> GOAL OF THE EXERCISE: Copy out the listing from the line containing "what elements are" through the line containing "turnout-percent: 52% [328, 62, 384, 93]", both included, character for character, and leave the pictures out of your answer.

> THE RECORDS:
++++++++
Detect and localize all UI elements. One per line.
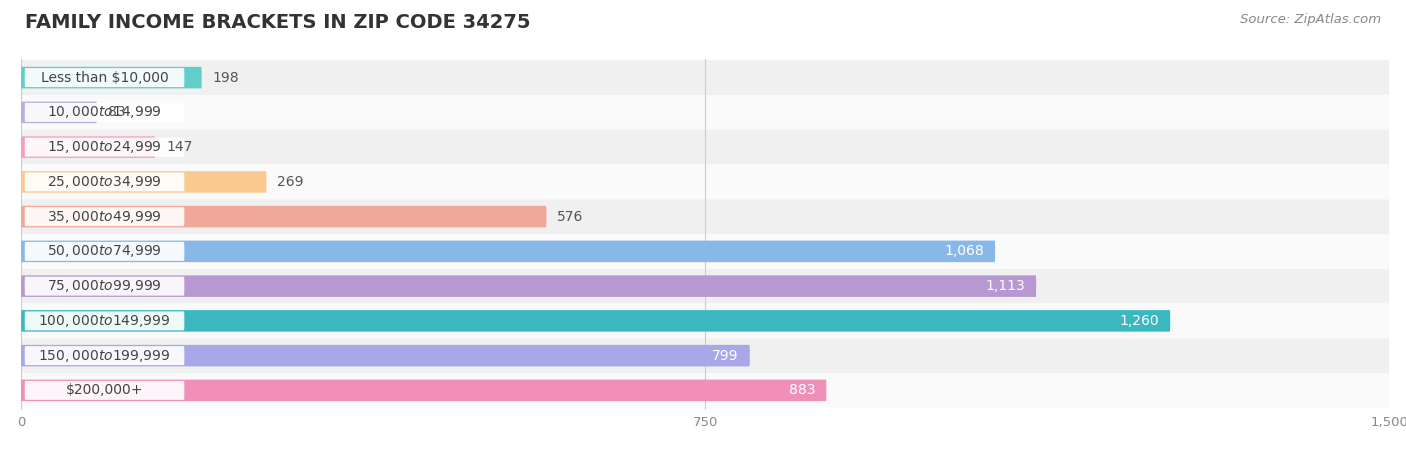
++++++++
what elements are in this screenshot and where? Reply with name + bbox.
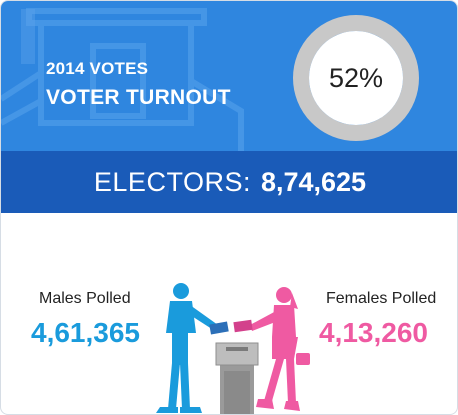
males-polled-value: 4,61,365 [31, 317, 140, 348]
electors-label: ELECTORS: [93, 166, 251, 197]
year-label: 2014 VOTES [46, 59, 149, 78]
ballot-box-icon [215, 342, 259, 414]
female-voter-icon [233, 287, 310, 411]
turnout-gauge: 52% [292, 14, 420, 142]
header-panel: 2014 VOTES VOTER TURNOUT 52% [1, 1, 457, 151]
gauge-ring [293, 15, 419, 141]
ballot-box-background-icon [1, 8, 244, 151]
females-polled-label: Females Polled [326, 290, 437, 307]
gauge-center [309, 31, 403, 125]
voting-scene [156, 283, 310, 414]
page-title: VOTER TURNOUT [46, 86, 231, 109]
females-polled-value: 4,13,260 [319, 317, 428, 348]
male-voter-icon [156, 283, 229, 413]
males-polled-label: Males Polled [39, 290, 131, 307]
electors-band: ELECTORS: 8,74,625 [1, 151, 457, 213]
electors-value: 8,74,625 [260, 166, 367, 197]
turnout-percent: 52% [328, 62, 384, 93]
++++++++
> COMPLETED TASK:
what elements are in this screenshot and where? Reply with name + bbox.
males-polled-value: 4,61,365 [31, 317, 140, 348]
electors-label: ELECTORS: [93, 166, 251, 197]
year-label: 2014 VOTES [46, 59, 149, 78]
ballot-box-icon [215, 342, 259, 414]
female-voter-icon [233, 287, 310, 411]
turnout-gauge: 52% [292, 14, 420, 142]
header-panel: 2014 VOTES VOTER TURNOUT 52% [1, 1, 457, 151]
gauge-ring [293, 15, 419, 141]
ballot-box-background-icon [1, 8, 244, 151]
females-polled-label: Females Polled [326, 290, 437, 307]
gauge-center [309, 31, 403, 125]
voting-scene [156, 283, 310, 414]
page-title: VOTER TURNOUT [46, 86, 231, 109]
females-polled-value: 4,13,260 [319, 317, 428, 348]
male-voter-icon [156, 283, 229, 413]
males-polled-label: Males Polled [39, 290, 131, 307]
electors-band: ELECTORS: 8,74,625 [1, 151, 457, 213]
electors-value: 8,74,625 [260, 166, 367, 197]
turnout-percent: 52% [328, 62, 384, 93]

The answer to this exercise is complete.